→ **To be done**
Extract the complete data exactly as given.

※ ※ ※

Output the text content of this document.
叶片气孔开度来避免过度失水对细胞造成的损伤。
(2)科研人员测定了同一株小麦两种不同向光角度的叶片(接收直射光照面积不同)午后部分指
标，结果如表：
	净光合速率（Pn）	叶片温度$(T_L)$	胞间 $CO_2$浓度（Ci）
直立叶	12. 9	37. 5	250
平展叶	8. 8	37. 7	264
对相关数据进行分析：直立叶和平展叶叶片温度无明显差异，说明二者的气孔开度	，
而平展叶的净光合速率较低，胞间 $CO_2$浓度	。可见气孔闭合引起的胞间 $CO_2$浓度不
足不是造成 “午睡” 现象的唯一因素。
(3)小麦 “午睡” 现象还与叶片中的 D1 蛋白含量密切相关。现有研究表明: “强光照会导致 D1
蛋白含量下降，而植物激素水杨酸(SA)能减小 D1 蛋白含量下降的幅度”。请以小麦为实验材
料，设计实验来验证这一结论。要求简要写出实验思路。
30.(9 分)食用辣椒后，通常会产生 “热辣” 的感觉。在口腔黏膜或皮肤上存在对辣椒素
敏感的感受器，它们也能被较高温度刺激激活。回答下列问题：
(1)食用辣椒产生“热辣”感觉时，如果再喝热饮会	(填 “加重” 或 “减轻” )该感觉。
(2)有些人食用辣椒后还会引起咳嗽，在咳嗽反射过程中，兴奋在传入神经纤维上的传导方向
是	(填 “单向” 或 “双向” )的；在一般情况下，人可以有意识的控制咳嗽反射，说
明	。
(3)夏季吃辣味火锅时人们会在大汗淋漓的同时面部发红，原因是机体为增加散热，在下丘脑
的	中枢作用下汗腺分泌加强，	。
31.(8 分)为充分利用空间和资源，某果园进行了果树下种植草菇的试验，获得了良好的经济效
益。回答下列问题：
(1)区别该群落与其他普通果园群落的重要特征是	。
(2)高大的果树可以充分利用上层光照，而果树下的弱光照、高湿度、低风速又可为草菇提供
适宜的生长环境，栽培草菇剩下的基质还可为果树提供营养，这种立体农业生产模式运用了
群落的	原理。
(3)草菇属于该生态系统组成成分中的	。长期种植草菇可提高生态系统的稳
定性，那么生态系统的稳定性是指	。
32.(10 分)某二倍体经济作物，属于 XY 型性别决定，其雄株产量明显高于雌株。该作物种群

※ ※ ※

→ **Reply**
Output the text content of this document.
叶片气孔开度来避免过度失水对细胞造成的损伤。
(2)科研人员测定了同一株小麦两种不同向光角度的叶片(接收直射光照面积不同)午后部分指
标，结果如表：
	净光合速率（Pn）	叶片温度$(T_L)$	胞间 $CO_2$浓度（Ci）
直立叶	12. 9	37. 5	250
平展叶	8. 8	37. 7	264
对相关数据进行分析：直立叶和平展叶叶片温度无明显差异，说明二者的气孔开度	，
而平展叶的净光合速率较低，胞间 $CO_2$浓度	。可见气孔闭合引起的胞间 $CO_2$浓度不
足不是造成 “午睡” 现象的唯一因素。
(3)小麦 “午睡” 现象还与叶片中的 D1 蛋白含量密切相关。现有研究表明: “强光照会导致 D1
蛋白含量下降，而植物激素水杨酸(SA)能减小 D1 蛋白含量下降的幅度”。请以小麦为实验材
料，设计实验来验证这一结论。要求简要写出实验思路。
30.(9 分)食用辣椒后，通常会产生 “热辣” 的感觉。在口腔黏膜或皮肤上存在对辣椒素
敏感的感受器，它们也能被较高温度刺激激活。回答下列问题：
(1)食用辣椒产生“热辣”感觉时，如果再喝热饮会	(填 “加重” 或 “减轻” )该感觉。
(2)有些人食用辣椒后还会引起咳嗽，在咳嗽反射过程中，兴奋在传入神经纤维上的传导方向
是	(填 “单向” 或 “双向” )的；在一般情况下，人可以有意识的控制咳嗽反射，说
明	。
(3)夏季吃辣味火锅时人们会在大汗淋漓的同时面部发红，原因是机体为增加散热，在下丘脑
的	中枢作用下汗腺分泌加强，	。
31.(8 分)为充分利用空间和资源，某果园进行了果树下种植草菇的试验，获得了良好的经济效
益。回答下列问题：
(1)区别该群落与其他普通果园群落的重要特征是	。
(2)高大的果树可以充分利用上层光照，而果树下的弱光照、高湿度、低风速又可为草菇提供
适宜的生长环境，栽培草菇剩下的基质还可为果树提供营养，这种立体农业生产模式运用了
群落的	原理。
(3)草菇属于该生态系统组成成分中的	。长期种植草菇可提高生态系统的稳
定性，那么生态系统的稳定性是指	。
32.(10 分)某二倍体经济作物，属于 XY 型性别决定，其雄株产量明显高于雌株。该作物种群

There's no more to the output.